→ Data provided:
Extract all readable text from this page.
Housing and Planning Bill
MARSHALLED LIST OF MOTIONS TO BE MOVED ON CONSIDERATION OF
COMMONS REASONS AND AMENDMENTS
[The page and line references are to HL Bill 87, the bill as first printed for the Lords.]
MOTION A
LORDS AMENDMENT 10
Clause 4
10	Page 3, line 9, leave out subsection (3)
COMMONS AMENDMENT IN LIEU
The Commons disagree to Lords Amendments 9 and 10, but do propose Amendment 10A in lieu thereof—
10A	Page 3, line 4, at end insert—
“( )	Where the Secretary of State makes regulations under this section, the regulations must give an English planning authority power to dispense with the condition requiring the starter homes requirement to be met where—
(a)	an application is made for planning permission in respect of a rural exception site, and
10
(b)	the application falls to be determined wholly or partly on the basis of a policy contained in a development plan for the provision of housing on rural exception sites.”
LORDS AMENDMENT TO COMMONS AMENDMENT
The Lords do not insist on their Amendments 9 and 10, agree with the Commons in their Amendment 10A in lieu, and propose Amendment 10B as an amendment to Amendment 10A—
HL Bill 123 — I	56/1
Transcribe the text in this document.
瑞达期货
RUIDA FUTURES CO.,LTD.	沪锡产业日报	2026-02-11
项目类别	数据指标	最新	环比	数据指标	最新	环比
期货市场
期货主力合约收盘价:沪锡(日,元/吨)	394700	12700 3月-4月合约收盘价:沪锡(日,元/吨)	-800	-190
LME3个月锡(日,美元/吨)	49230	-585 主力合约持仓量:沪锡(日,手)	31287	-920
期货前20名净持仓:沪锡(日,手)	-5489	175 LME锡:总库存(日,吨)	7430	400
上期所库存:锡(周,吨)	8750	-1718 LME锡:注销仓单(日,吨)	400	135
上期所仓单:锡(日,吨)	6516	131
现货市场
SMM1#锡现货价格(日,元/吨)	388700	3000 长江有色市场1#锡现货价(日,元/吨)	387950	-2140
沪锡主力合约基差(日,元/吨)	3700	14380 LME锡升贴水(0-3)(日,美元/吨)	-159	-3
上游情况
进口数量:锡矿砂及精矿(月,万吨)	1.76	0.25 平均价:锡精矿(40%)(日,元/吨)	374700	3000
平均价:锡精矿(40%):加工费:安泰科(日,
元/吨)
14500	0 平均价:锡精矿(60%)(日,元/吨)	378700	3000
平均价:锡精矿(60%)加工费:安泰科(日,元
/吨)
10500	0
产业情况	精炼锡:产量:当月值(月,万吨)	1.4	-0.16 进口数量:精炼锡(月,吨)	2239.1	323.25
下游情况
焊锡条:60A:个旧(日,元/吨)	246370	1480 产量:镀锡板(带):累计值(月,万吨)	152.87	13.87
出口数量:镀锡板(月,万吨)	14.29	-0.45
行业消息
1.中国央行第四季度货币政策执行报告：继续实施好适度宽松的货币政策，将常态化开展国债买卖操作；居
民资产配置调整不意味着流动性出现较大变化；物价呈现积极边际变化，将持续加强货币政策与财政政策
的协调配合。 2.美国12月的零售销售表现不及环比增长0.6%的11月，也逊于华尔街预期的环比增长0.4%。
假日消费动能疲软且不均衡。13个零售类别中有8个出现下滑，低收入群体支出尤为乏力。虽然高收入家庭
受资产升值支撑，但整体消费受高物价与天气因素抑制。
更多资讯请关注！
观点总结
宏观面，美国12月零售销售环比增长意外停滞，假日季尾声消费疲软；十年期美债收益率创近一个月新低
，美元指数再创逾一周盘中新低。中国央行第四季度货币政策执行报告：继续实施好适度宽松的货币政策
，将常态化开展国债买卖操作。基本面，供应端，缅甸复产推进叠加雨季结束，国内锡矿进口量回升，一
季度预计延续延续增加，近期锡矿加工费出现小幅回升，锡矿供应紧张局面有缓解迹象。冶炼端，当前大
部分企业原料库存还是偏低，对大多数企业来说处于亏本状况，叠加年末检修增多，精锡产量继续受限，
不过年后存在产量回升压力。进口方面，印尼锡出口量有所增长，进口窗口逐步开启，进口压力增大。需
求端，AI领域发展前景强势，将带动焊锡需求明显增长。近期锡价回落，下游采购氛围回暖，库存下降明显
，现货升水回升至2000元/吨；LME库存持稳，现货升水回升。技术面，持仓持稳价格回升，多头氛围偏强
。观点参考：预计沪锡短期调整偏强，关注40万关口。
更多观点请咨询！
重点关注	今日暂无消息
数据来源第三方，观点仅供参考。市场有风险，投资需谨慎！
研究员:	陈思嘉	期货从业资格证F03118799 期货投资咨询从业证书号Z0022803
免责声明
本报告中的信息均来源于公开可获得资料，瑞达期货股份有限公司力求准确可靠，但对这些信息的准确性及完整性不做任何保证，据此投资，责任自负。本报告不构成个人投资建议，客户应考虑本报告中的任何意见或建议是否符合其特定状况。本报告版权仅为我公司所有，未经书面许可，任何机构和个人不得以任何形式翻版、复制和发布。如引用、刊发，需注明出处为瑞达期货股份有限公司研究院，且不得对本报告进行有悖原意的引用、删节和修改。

→ What the task requires:
Make an exact copy of every line from the one with "Transcribe the text in this document." to the end of the data, with the first and last of those lines included.

→ Solution for this problem:
Transcribe the text in this document.
瑞达期货
RUIDA FUTURES CO.,LTD.	沪锡产业日报	2026-02-11
项目类别	数据指标	最新	环比	数据指标	最新	环比
期货市场
期货主力合约收盘价:沪锡(日,元/吨)	394700	12700 3月-4月合约收盘价:沪锡(日,元/吨)	-800	-190
LME3个月锡(日,美元/吨)	49230	-585 主力合约持仓量:沪锡(日,手)	31287	-920
期货前20名净持仓:沪锡(日,手)	-5489	175 LME锡:总库存(日,吨)	7430	400
上期所库存:锡(周,吨)	8750	-1718 LME锡:注销仓单(日,吨)	400	135
上期所仓单:锡(日,吨)	6516	131
现货市场
SMM1#锡现货价格(日,元/吨)	388700	3000 长江有色市场1#锡现货价(日,元/吨)	387950	-2140
沪锡主力合约基差(日,元/吨)	3700	14380 LME锡升贴水(0-3)(日,美元/吨)	-159	-3
上游情况
进口数量:锡矿砂及精矿(月,万吨)	1.76	0.25 平均价:锡精矿(40%)(日,元/吨)	374700	3000
平均价:锡精矿(40%):加工费:安泰科(日,
元/吨)
14500	0 平均价:锡精矿(60%)(日,元/吨)	378700	3000
平均价:锡精矿(60%)加工费:安泰科(日,元
/吨)
10500	0
产业情况	精炼锡:产量:当月值(月,万吨)	1.4	-0.16 进口数量:精炼锡(月,吨)	2239.1	323.25
下游情况
焊锡条:60A:个旧(日,元/吨)	246370	1480 产量:镀锡板(带):累计值(月,万吨)	152.87	13.87
出口数量:镀锡板(月,万吨)	14.29	-0.45
行业消息
1.中国央行第四季度货币政策执行报告：继续实施好适度宽松的货币政策，将常态化开展国债买卖操作；居
民资产配置调整不意味着流动性出现较大变化；物价呈现积极边际变化，将持续加强货币政策与财政政策
的协调配合。 2.美国12月的零售销售表现不及环比增长0.6%的11月，也逊于华尔街预期的环比增长0.4%。
假日消费动能疲软且不均衡。13个零售类别中有8个出现下滑，低收入群体支出尤为乏力。虽然高收入家庭
受资产升值支撑，但整体消费受高物价与天气因素抑制。
更多资讯请关注！
观点总结
宏观面，美国12月零售销售环比增长意外停滞，假日季尾声消费疲软；十年期美债收益率创近一个月新低
，美元指数再创逾一周盘中新低。中国央行第四季度货币政策执行报告：继续实施好适度宽松的货币政策
，将常态化开展国债买卖操作。基本面，供应端，缅甸复产推进叠加雨季结束，国内锡矿进口量回升，一
季度预计延续延续增加，近期锡矿加工费出现小幅回升，锡矿供应紧张局面有缓解迹象。冶炼端，当前大
部分企业原料库存还是偏低，对大多数企业来说处于亏本状况，叠加年末检修增多，精锡产量继续受限，
不过年后存在产量回升压力。进口方面，印尼锡出口量有所增长，进口窗口逐步开启，进口压力增大。需
求端，AI领域发展前景强势，将带动焊锡需求明显增长。近期锡价回落，下游采购氛围回暖，库存下降明显
，现货升水回升至2000元/吨；LME库存持稳，现货升水回升。技术面，持仓持稳价格回升，多头氛围偏强
。观点参考：预计沪锡短期调整偏强，关注40万关口。
更多观点请咨询！
重点关注	今日暂无消息
数据来源第三方，观点仅供参考。市场有风险，投资需谨慎！
研究员:	陈思嘉	期货从业资格证F03118799 期货投资咨询从业证书号Z0022803
免责声明
本报告中的信息均来源于公开可获得资料，瑞达期货股份有限公司力求准确可靠，但对这些信息的准确性及完整性不做任何保证，据此投资，责任自负。本报告不构成个人投资建议，客户应考虑本报告中的任何意见或建议是否符合其特定状况。本报告版权仅为我公司所有，未经书面许可，任何机构和个人不得以任何形式翻版、复制和发布。如引用、刊发，需注明出处为瑞达期货股份有限公司研究院，且不得对本报告进行有悖原意的引用、删节和修改。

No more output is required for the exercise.